# [Work instructions]
Locate each line of the material that contains "INDEX", then return it.

# [Task data]

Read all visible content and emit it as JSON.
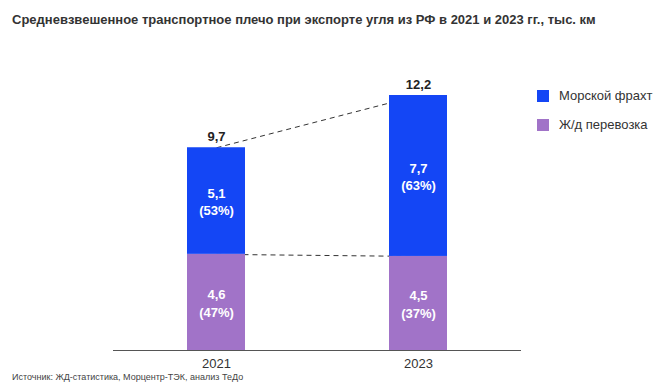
{
  "chart_data": {
    "type": "bar",
    "title": "Средневзвешенное транспортное плечо при экспорте угля из РФ в 2021 и 2023 гг., тыс. км",
    "source": "Источник: ЖД-статистика, Морцентр-ТЭК, анализ ТеДо",
    "categories": [
      "2021",
      "2023"
    ],
    "series": [
      {
        "name": "Морской фрахт",
        "color": "#1446f5",
        "values": [
          5.1,
          7.7
        ],
        "value_labels": [
          "5,1\n(53%)",
          "7,7\n(63%)"
        ]
      },
      {
        "name": "Ж/д перевозка",
        "color": "#a173c8",
        "values": [
          4.6,
          4.5
        ],
        "value_labels": [
          "4,6\n(47%)",
          "4,5\n(37%)"
        ]
      }
    ],
    "totals": [
      9.7,
      12.2
    ],
    "total_labels": [
      "9,7",
      "12,2"
    ],
    "ylim": [
      0,
      12.2
    ],
    "stacked": true,
    "data_labels": true,
    "tick_labels": "x",
    "legend": "right"
  }
}
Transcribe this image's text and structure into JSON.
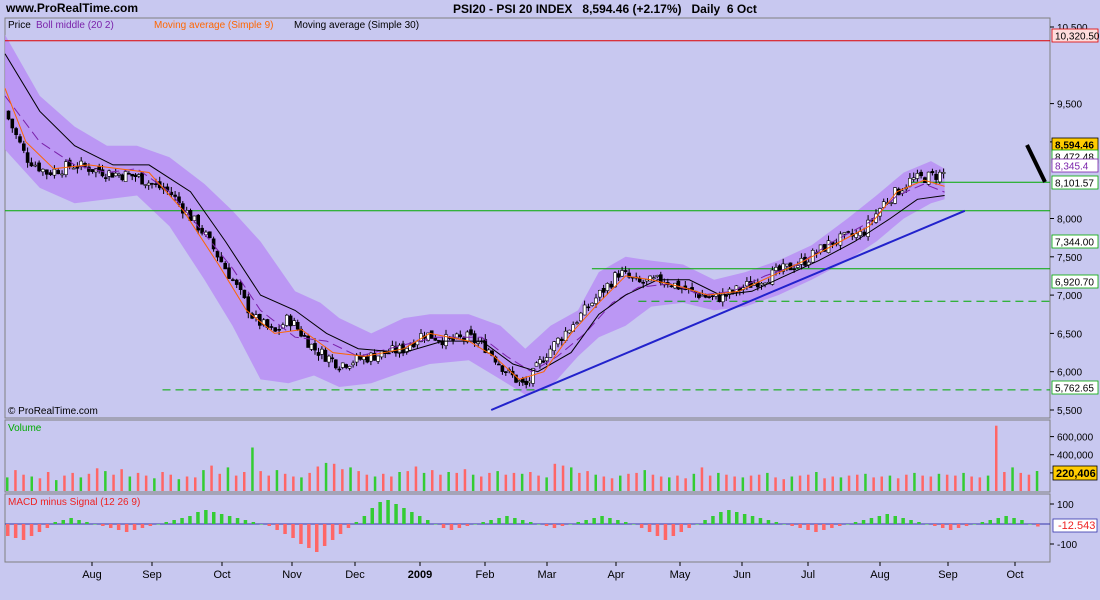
{
  "site": "www.ProRealTime.com",
  "header": {
    "symbol": "PSI20 - PSI 20 INDEX",
    "last": "8,594.46",
    "change": "(+2.17%)",
    "interval": "Daily",
    "date": "6 Oct"
  },
  "watermark": "© ProRealTime.com",
  "colors": {
    "background": "#c8c8f0",
    "boll_band": "#b98ef5",
    "sma9": "#ff6600",
    "sma30": "#000000",
    "trendline": "#2222cc",
    "support": "#00aa00",
    "resistance": "#dd0000",
    "vol_up": "#33cc33",
    "vol_down": "#ff6666",
    "price_tag": "#ffcc00"
  },
  "price_panel": {
    "legend": [
      {
        "text": "Price",
        "color": "#000000"
      },
      {
        "text": "Boll middle (20 2)",
        "color": "#7a22aa"
      },
      {
        "text": "Moving average (Simple 9)",
        "color": "#ff6600"
      },
      {
        "text": "Moving average (Simple 30)",
        "color": "#000000"
      }
    ],
    "y_ticks": [
      "10,500",
      "9,500",
      "9,000",
      "8,000",
      "7,500",
      "7,000",
      "6,500",
      "6,000",
      "5,500"
    ],
    "labels": [
      {
        "value": "10,320.50",
        "style": "red"
      },
      {
        "value": "8,594.46",
        "style": "yellow"
      },
      {
        "value": "8,472.48",
        "style": "plain"
      },
      {
        "value": "8,345.4",
        "style": "purple"
      },
      {
        "value": "8,101.57",
        "style": "plain"
      },
      {
        "value": "7,344.00",
        "style": "plain"
      },
      {
        "value": "6,920.70",
        "style": "plain"
      },
      {
        "value": "5,762.65",
        "style": "plain"
      }
    ]
  },
  "volume_panel": {
    "title": "Volume",
    "y_ticks": [
      "600,000",
      "400,000",
      "200,000"
    ],
    "last_value": "220,406"
  },
  "macd_panel": {
    "title": "MACD minus Signal (12 26 9)",
    "y_ticks": [
      "100",
      "-100"
    ],
    "last_value": "-12.543"
  },
  "x_axis": {
    "labels": [
      "Aug",
      "Sep",
      "Oct",
      "Nov",
      "Dec",
      "2009",
      "Feb",
      "Mar",
      "Apr",
      "May",
      "Jun",
      "Jul",
      "Aug",
      "Sep",
      "Oct"
    ]
  },
  "chart_data": {
    "type": "candlestick",
    "title": "PSI20 - PSI 20 INDEX",
    "x_labels": [
      "Aug",
      "Sep",
      "Oct",
      "Nov",
      "Dec",
      "2009",
      "Feb",
      "Mar",
      "Apr",
      "May",
      "Jun",
      "Jul",
      "Aug",
      "Sep",
      "Oct"
    ],
    "ylim": [
      5400,
      10600
    ],
    "close_path": [
      [
        0,
        9400
      ],
      [
        0.3,
        8800
      ],
      [
        0.6,
        8600
      ],
      [
        1,
        8700
      ],
      [
        1.5,
        8600
      ],
      [
        2,
        8550
      ],
      [
        2.5,
        8350
      ],
      [
        3,
        7800
      ],
      [
        3.4,
        7200
      ],
      [
        3.7,
        6700
      ],
      [
        4,
        6500
      ],
      [
        4.2,
        6700
      ],
      [
        4.6,
        6300
      ],
      [
        5,
        6100
      ],
      [
        5.5,
        6200
      ],
      [
        6,
        6300
      ],
      [
        6.3,
        6500
      ],
      [
        6.7,
        6400
      ],
      [
        7,
        6450
      ],
      [
        7.3,
        6300
      ],
      [
        7.6,
        6000
      ],
      [
        7.9,
        5800
      ],
      [
        8.2,
        6200
      ],
      [
        8.6,
        6600
      ],
      [
        9,
        7000
      ],
      [
        9.3,
        7300
      ],
      [
        9.6,
        7150
      ],
      [
        10,
        7200
      ],
      [
        10.4,
        7050
      ],
      [
        10.8,
        6950
      ],
      [
        11,
        7000
      ],
      [
        11.4,
        7150
      ],
      [
        11.8,
        7300
      ],
      [
        12.2,
        7450
      ],
      [
        12.6,
        7700
      ],
      [
        13,
        7800
      ],
      [
        13.3,
        8200
      ],
      [
        13.7,
        8500
      ],
      [
        14,
        8550
      ],
      [
        14.2,
        8594
      ]
    ],
    "boll_upper_path": [
      [
        0,
        10400
      ],
      [
        0.5,
        9600
      ],
      [
        1,
        9200
      ],
      [
        1.5,
        8950
      ],
      [
        2,
        8950
      ],
      [
        2.5,
        8800
      ],
      [
        3,
        8450
      ],
      [
        3.4,
        8100
      ],
      [
        3.8,
        7700
      ],
      [
        4.3,
        7050
      ],
      [
        4.7,
        6900
      ],
      [
        5,
        6700
      ],
      [
        5.5,
        6500
      ],
      [
        6,
        6700
      ],
      [
        6.4,
        6750
      ],
      [
        7,
        6750
      ],
      [
        7.5,
        6600
      ],
      [
        7.9,
        6300
      ],
      [
        8.3,
        6600
      ],
      [
        8.7,
        6800
      ],
      [
        9,
        7300
      ],
      [
        9.4,
        7500
      ],
      [
        9.8,
        7450
      ],
      [
        10.3,
        7400
      ],
      [
        10.8,
        7200
      ],
      [
        11.3,
        7300
      ],
      [
        11.8,
        7450
      ],
      [
        12.3,
        7650
      ],
      [
        12.8,
        8000
      ],
      [
        13.2,
        8300
      ],
      [
        13.6,
        8600
      ],
      [
        14,
        8750
      ],
      [
        14.2,
        8650
      ]
    ],
    "boll_lower_path": [
      [
        0,
        8900
      ],
      [
        0.5,
        8400
      ],
      [
        1,
        8200
      ],
      [
        1.5,
        8250
      ],
      [
        2,
        8300
      ],
      [
        2.5,
        7900
      ],
      [
        3,
        7200
      ],
      [
        3.4,
        6600
      ],
      [
        3.8,
        5900
      ],
      [
        4.2,
        5850
      ],
      [
        4.6,
        5950
      ],
      [
        5,
        5800
      ],
      [
        5.5,
        5850
      ],
      [
        6,
        6000
      ],
      [
        6.4,
        6100
      ],
      [
        7,
        6150
      ],
      [
        7.5,
        5900
      ],
      [
        7.9,
        5700
      ],
      [
        8.3,
        5800
      ],
      [
        8.7,
        6200
      ],
      [
        9,
        6450
      ],
      [
        9.4,
        6600
      ],
      [
        9.8,
        6850
      ],
      [
        10.3,
        6900
      ],
      [
        10.8,
        6800
      ],
      [
        11.3,
        6850
      ],
      [
        11.8,
        7000
      ],
      [
        12.3,
        7200
      ],
      [
        12.8,
        7450
      ],
      [
        13.2,
        7700
      ],
      [
        13.6,
        8000
      ],
      [
        14,
        8200
      ],
      [
        14.2,
        8250
      ]
    ],
    "sma30_path": [
      [
        0,
        10150
      ],
      [
        0.5,
        9400
      ],
      [
        1,
        8950
      ],
      [
        1.6,
        8700
      ],
      [
        2.2,
        8700
      ],
      [
        2.8,
        8350
      ],
      [
        3.3,
        7700
      ],
      [
        3.8,
        7000
      ],
      [
        4.3,
        6800
      ],
      [
        4.8,
        6500
      ],
      [
        5.3,
        6300
      ],
      [
        6,
        6250
      ],
      [
        6.6,
        6400
      ],
      [
        7.2,
        6400
      ],
      [
        7.7,
        6100
      ],
      [
        8.1,
        6000
      ],
      [
        8.6,
        6250
      ],
      [
        9,
        6750
      ],
      [
        9.4,
        7000
      ],
      [
        9.9,
        7200
      ],
      [
        10.4,
        7200
      ],
      [
        10.9,
        7000
      ],
      [
        11.4,
        7050
      ],
      [
        11.9,
        7250
      ],
      [
        12.4,
        7450
      ],
      [
        12.9,
        7700
      ],
      [
        13.4,
        8000
      ],
      [
        13.8,
        8250
      ],
      [
        14.2,
        8300
      ]
    ],
    "sma9_path": [
      [
        0,
        9700
      ],
      [
        0.3,
        9000
      ],
      [
        0.7,
        8650
      ],
      [
        1.2,
        8700
      ],
      [
        1.7,
        8650
      ],
      [
        2.2,
        8600
      ],
      [
        2.7,
        8100
      ],
      [
        3.2,
        7400
      ],
      [
        3.6,
        6800
      ],
      [
        4,
        6500
      ],
      [
        4.4,
        6550
      ],
      [
        4.9,
        6250
      ],
      [
        5.4,
        6200
      ],
      [
        6,
        6300
      ],
      [
        6.4,
        6500
      ],
      [
        7,
        6400
      ],
      [
        7.4,
        6200
      ],
      [
        7.8,
        5900
      ],
      [
        8.2,
        6000
      ],
      [
        8.6,
        6500
      ],
      [
        9,
        6900
      ],
      [
        9.4,
        7250
      ],
      [
        9.8,
        7200
      ],
      [
        10.3,
        7100
      ],
      [
        10.7,
        7000
      ],
      [
        11.2,
        7050
      ],
      [
        11.7,
        7250
      ],
      [
        12.2,
        7450
      ],
      [
        12.7,
        7700
      ],
      [
        13.1,
        7900
      ],
      [
        13.5,
        8350
      ],
      [
        13.9,
        8500
      ],
      [
        14.2,
        8420
      ]
    ],
    "boll_middle_path": [
      [
        0,
        9600
      ],
      [
        0.5,
        9000
      ],
      [
        1,
        8700
      ],
      [
        1.5,
        8600
      ],
      [
        2,
        8650
      ],
      [
        2.5,
        8350
      ],
      [
        3,
        7800
      ],
      [
        3.4,
        7350
      ],
      [
        3.8,
        6800
      ],
      [
        4.3,
        6450
      ],
      [
        4.8,
        6400
      ],
      [
        5.3,
        6200
      ],
      [
        6,
        6350
      ],
      [
        6.5,
        6450
      ],
      [
        7.2,
        6450
      ],
      [
        7.6,
        6200
      ],
      [
        8,
        6000
      ],
      [
        8.4,
        6200
      ],
      [
        8.8,
        6500
      ],
      [
        9.2,
        6900
      ],
      [
        9.6,
        7100
      ],
      [
        10.1,
        7150
      ],
      [
        10.6,
        7000
      ],
      [
        11.1,
        7050
      ],
      [
        11.6,
        7250
      ],
      [
        12.1,
        7400
      ],
      [
        12.6,
        7700
      ],
      [
        13.1,
        7950
      ],
      [
        13.5,
        8300
      ],
      [
        13.9,
        8450
      ],
      [
        14.2,
        8345
      ]
    ],
    "trendline": [
      [
        7.35,
        5500
      ],
      [
        14.5,
        8100
      ]
    ],
    "horizontal_levels": [
      {
        "value": 10320.5,
        "style": "resistance",
        "from": 0,
        "to": 15
      },
      {
        "value": 8101.57,
        "style": "support",
        "from": 0,
        "to": 15
      },
      {
        "value": 7344.0,
        "style": "support",
        "from": 8.9,
        "to": 15
      },
      {
        "value": 6920.7,
        "style": "support-dashed",
        "from": 9.6,
        "to": 15
      },
      {
        "value": 5762.65,
        "style": "support-dashed",
        "from": 2.4,
        "to": 15
      },
      {
        "value": 8472.48,
        "style": "support",
        "from": 13.7,
        "to": 15
      }
    ],
    "volume": {
      "ylim": [
        0,
        750000
      ],
      "values": [
        150000,
        230000,
        180000,
        160000,
        140000,
        210000,
        120000,
        170000,
        200000,
        150000,
        190000,
        250000,
        220000,
        180000,
        240000,
        160000,
        200000,
        170000,
        140000,
        210000,
        180000,
        130000,
        160000,
        150000,
        230000,
        280000,
        190000,
        260000,
        170000,
        210000,
        480000,
        220000,
        170000,
        230000,
        190000,
        160000,
        150000,
        200000,
        270000,
        310000,
        300000,
        240000,
        260000,
        220000,
        180000,
        160000,
        190000,
        160000,
        210000,
        220000,
        270000,
        200000,
        230000,
        180000,
        210000,
        200000,
        240000,
        180000,
        160000,
        200000,
        220000,
        180000,
        200000,
        190000,
        210000,
        170000,
        150000,
        300000,
        280000,
        260000,
        200000,
        220000,
        180000,
        160000,
        140000,
        170000,
        190000,
        200000,
        230000,
        180000,
        160000,
        150000,
        170000,
        140000,
        190000,
        260000,
        170000,
        200000,
        180000,
        160000,
        150000,
        170000,
        180000,
        200000,
        150000,
        130000,
        160000,
        170000,
        180000,
        210000,
        140000,
        160000,
        150000,
        170000,
        180000,
        190000,
        150000,
        160000,
        170000,
        140000,
        180000,
        200000,
        170000,
        160000,
        190000,
        180000,
        170000,
        200000,
        160000,
        150000,
        170000,
        720000,
        210000,
        260000,
        200000,
        180000,
        220406
      ]
    },
    "macd": {
      "ylim": [
        -150,
        130
      ],
      "values": [
        -60,
        -70,
        -80,
        -60,
        -40,
        -20,
        10,
        20,
        30,
        20,
        10,
        0,
        -10,
        -20,
        -30,
        -40,
        -30,
        -20,
        -10,
        0,
        10,
        20,
        30,
        40,
        60,
        70,
        60,
        50,
        40,
        30,
        20,
        10,
        0,
        -10,
        -30,
        -50,
        -70,
        -100,
        -120,
        -140,
        -110,
        -80,
        -50,
        -20,
        10,
        40,
        80,
        110,
        120,
        100,
        80,
        60,
        40,
        20,
        0,
        -20,
        -30,
        -20,
        -10,
        0,
        10,
        20,
        30,
        40,
        30,
        20,
        10,
        0,
        -10,
        -20,
        -10,
        0,
        10,
        20,
        30,
        40,
        30,
        20,
        10,
        0,
        -20,
        -40,
        -60,
        -80,
        -60,
        -40,
        -20,
        0,
        20,
        40,
        60,
        70,
        60,
        50,
        40,
        30,
        20,
        10,
        0,
        -10,
        -20,
        -30,
        -40,
        -30,
        -20,
        -10,
        0,
        10,
        20,
        30,
        40,
        50,
        40,
        30,
        20,
        10,
        0,
        -10,
        -20,
        -30,
        -20,
        -10,
        0,
        10,
        20,
        30,
        40,
        30,
        20,
        0,
        -12.5
      ]
    }
  }
}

# [Result below]
    "symbol": "PSI20 - PSI 20 INDEX",
    "title": "PSI20 - PSI 20 INDEX",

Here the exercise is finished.